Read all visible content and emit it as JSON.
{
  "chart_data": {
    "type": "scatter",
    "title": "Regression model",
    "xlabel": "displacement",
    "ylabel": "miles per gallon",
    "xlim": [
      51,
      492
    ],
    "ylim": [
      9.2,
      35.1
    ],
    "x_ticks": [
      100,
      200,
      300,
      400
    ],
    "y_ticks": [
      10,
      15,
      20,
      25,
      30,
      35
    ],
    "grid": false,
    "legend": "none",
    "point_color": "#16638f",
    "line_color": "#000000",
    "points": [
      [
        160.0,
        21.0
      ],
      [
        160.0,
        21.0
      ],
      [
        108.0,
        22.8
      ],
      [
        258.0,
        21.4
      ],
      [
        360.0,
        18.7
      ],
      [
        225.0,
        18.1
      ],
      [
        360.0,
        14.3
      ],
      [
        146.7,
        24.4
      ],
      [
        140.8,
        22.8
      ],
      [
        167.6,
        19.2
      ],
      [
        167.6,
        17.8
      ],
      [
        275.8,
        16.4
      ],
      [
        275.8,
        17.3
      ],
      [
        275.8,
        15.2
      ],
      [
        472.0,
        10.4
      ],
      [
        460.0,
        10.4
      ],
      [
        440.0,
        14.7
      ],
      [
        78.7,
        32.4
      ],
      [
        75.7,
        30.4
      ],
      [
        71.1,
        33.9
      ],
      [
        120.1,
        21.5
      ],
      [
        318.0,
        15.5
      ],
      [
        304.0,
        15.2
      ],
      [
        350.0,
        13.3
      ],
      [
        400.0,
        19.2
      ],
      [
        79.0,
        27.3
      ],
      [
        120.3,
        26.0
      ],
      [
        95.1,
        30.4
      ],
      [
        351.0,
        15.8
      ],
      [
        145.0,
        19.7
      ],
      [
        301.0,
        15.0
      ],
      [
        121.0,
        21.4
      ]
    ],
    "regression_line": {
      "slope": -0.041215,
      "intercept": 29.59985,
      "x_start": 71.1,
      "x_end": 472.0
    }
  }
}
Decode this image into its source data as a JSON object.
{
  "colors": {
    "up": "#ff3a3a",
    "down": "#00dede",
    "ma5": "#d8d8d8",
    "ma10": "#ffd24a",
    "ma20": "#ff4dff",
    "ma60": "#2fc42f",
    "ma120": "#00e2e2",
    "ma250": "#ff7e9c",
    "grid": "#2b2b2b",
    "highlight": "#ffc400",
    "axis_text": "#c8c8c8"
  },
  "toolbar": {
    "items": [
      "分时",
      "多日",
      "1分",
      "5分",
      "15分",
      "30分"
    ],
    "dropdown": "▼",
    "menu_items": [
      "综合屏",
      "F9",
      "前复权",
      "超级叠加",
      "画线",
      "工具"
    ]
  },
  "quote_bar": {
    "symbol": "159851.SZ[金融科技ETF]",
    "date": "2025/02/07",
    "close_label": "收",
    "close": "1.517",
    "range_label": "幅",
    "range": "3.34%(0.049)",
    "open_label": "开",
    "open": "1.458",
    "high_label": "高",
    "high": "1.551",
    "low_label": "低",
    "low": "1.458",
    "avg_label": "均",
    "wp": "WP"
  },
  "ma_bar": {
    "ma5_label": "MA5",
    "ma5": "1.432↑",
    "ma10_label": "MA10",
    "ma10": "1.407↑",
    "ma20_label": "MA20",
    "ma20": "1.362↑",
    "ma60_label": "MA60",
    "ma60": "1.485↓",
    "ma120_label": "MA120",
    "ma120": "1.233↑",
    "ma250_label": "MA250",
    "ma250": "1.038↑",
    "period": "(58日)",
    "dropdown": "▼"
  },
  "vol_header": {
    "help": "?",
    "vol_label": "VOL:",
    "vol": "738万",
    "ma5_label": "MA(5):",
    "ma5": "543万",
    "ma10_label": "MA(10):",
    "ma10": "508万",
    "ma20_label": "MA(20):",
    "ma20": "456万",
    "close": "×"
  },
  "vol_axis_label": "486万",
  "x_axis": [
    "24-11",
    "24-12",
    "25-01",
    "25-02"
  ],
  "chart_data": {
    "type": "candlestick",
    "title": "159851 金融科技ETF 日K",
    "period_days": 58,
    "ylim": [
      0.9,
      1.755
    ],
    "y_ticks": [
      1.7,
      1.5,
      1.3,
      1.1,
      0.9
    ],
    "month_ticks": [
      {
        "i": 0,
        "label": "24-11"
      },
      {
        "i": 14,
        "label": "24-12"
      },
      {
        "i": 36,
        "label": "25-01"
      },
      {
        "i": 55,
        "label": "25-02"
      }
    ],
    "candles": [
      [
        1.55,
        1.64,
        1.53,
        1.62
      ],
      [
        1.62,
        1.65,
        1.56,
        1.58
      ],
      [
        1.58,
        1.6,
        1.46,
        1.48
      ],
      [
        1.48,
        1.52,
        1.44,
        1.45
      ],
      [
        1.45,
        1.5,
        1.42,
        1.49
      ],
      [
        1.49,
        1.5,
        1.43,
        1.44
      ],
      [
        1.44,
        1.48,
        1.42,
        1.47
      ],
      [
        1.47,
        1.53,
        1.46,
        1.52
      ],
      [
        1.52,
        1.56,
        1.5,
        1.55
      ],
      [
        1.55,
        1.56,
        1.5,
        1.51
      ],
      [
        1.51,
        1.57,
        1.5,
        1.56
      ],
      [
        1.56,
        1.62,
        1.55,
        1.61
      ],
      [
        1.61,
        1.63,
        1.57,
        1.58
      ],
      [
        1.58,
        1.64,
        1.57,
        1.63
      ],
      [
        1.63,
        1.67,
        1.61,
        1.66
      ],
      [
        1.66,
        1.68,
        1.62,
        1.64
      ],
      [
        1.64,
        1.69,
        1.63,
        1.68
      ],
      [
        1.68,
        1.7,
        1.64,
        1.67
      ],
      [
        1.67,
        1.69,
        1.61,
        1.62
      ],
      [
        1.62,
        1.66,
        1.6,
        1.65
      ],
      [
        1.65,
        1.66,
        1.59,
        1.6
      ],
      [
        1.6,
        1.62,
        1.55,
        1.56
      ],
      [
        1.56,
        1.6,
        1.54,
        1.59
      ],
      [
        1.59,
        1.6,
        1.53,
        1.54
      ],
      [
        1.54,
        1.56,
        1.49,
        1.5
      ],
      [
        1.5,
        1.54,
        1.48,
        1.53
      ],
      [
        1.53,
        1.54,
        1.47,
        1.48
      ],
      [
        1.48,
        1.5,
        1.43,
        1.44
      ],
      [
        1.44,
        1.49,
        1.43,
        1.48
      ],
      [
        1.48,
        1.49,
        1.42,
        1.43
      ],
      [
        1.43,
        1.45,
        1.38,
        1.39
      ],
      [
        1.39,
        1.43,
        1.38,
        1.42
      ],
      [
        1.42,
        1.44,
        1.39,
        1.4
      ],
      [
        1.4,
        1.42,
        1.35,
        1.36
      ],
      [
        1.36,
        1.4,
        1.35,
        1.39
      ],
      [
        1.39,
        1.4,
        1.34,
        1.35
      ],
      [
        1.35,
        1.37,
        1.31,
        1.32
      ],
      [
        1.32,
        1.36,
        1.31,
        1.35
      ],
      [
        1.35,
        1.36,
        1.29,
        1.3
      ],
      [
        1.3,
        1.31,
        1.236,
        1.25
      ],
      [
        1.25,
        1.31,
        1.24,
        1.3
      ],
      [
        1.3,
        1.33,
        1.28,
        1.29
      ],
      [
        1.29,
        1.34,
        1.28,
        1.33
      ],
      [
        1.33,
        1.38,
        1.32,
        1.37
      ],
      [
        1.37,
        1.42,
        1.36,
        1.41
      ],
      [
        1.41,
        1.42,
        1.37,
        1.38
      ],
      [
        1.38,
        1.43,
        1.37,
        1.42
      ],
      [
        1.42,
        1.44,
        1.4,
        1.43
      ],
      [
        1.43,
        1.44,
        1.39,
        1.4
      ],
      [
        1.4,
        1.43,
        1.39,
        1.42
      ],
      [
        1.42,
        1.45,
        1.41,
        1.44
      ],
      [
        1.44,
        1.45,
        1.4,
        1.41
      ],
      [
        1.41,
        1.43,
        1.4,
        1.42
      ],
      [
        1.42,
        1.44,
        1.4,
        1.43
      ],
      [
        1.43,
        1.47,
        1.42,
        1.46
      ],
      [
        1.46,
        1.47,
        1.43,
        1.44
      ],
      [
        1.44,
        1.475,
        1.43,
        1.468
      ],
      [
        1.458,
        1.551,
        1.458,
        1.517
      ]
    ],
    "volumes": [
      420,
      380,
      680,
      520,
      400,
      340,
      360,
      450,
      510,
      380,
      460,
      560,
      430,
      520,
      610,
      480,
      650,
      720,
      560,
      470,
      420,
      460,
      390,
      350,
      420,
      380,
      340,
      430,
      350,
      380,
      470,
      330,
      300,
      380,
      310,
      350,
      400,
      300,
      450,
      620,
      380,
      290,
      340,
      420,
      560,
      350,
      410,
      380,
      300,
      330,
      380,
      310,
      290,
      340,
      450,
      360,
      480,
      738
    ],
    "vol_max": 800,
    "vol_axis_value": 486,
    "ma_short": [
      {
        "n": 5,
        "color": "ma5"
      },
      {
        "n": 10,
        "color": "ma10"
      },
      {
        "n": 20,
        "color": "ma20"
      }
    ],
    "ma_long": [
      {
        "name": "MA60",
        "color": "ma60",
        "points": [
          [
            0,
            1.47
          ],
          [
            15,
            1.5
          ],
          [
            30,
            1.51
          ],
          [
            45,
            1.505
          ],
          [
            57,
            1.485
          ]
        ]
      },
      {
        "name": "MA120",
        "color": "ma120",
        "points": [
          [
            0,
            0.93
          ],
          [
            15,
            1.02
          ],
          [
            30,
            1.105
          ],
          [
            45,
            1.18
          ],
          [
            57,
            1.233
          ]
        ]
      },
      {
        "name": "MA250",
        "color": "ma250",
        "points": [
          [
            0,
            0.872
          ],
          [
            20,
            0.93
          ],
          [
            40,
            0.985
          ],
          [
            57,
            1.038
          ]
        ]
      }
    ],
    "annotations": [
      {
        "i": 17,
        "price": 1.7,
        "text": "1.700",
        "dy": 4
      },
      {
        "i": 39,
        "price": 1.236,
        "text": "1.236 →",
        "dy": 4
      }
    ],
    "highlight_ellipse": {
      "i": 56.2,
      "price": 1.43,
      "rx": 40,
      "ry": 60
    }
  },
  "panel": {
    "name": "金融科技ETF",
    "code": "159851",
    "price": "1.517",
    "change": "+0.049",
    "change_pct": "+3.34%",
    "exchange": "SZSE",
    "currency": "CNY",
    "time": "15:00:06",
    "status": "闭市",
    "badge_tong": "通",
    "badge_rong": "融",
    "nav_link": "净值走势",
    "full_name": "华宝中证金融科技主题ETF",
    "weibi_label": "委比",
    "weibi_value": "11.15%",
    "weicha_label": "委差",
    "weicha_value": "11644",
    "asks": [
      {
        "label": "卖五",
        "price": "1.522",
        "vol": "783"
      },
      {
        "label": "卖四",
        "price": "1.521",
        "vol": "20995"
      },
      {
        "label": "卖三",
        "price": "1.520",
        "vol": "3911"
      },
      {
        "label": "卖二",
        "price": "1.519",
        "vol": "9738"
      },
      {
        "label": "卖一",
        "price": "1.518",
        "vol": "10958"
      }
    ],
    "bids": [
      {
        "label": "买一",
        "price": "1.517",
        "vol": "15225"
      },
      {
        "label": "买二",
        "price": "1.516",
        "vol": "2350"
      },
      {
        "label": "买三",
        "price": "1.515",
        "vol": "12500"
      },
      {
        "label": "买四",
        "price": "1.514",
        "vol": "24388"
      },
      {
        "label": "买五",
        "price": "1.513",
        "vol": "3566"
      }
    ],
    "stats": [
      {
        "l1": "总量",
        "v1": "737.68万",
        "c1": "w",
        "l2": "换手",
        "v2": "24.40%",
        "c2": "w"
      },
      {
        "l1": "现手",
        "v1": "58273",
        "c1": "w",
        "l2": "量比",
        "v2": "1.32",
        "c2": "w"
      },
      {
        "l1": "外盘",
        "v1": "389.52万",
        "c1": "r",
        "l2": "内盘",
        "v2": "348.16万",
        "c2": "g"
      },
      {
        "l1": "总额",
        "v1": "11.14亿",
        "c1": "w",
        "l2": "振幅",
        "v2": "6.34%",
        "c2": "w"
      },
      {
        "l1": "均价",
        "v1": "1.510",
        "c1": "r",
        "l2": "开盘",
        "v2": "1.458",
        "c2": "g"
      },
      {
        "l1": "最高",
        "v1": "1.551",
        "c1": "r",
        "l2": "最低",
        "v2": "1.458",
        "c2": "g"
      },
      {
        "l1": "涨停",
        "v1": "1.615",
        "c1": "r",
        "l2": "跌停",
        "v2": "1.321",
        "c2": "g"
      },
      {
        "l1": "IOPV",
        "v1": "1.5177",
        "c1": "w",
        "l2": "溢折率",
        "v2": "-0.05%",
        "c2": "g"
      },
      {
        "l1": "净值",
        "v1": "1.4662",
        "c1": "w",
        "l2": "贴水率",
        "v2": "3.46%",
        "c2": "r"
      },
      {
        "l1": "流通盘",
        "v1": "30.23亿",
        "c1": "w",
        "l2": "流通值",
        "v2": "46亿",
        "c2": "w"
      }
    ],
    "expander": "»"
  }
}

___

* _OBJECTIVE_:
Find how many lines hold the string "title", and state that number alone.

* _EXERCISE OUTPUT_:
2